→ Given task: Render everything from the start of the records down to the line containing "wifi-icon: [131, 10, 162, 33]" as a numbered list, with both ends included and blank lines left out.

Entries from a dataset
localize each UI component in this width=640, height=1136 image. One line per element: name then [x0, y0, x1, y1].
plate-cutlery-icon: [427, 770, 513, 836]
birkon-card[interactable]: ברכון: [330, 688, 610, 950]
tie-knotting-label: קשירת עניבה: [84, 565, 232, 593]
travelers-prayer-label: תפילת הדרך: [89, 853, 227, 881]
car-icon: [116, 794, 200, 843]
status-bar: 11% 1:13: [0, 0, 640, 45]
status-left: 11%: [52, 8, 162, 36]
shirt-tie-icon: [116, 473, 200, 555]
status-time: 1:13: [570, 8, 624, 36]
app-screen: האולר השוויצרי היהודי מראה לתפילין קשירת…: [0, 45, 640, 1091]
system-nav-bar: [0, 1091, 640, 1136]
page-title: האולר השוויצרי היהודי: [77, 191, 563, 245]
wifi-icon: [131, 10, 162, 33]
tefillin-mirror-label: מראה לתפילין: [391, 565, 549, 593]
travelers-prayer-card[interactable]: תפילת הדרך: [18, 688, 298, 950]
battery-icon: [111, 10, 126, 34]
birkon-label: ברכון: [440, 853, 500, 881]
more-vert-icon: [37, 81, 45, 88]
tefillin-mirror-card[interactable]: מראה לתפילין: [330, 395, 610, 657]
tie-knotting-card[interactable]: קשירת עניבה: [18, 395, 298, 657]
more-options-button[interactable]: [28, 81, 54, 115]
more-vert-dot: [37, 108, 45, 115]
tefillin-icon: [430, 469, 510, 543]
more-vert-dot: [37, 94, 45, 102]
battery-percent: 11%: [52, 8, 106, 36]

→ Finished task:
1. localize each UI component in this width=640, height=1136 image. One line per element: name then [x0, y0, x1, y1].
2. plate-cutlery-icon: [427, 770, 513, 836]
3. birkon-card[interactable]: ברכון: [330, 688, 610, 950]
4. tie-knotting-label: קשירת עניבה: [84, 565, 232, 593]
5. travelers-prayer-label: תפילת הדרך: [89, 853, 227, 881]
6. car-icon: [116, 794, 200, 843]
7. status-bar: 11% 1:13: [0, 0, 640, 45]
8. status-left: 11%: [52, 8, 162, 36]
9. shirt-tie-icon: [116, 473, 200, 555]
10. status-time: 1:13: [570, 8, 624, 36]
11. app-screen: האולר השוויצרי היהודי מראה לתפילין קשירת…: [0, 45, 640, 1091]
12. system-nav-bar: [0, 1091, 640, 1136]
13. page-title: האולר השוויצרי היהודי: [77, 191, 563, 245]
14. wifi-icon: [131, 10, 162, 33]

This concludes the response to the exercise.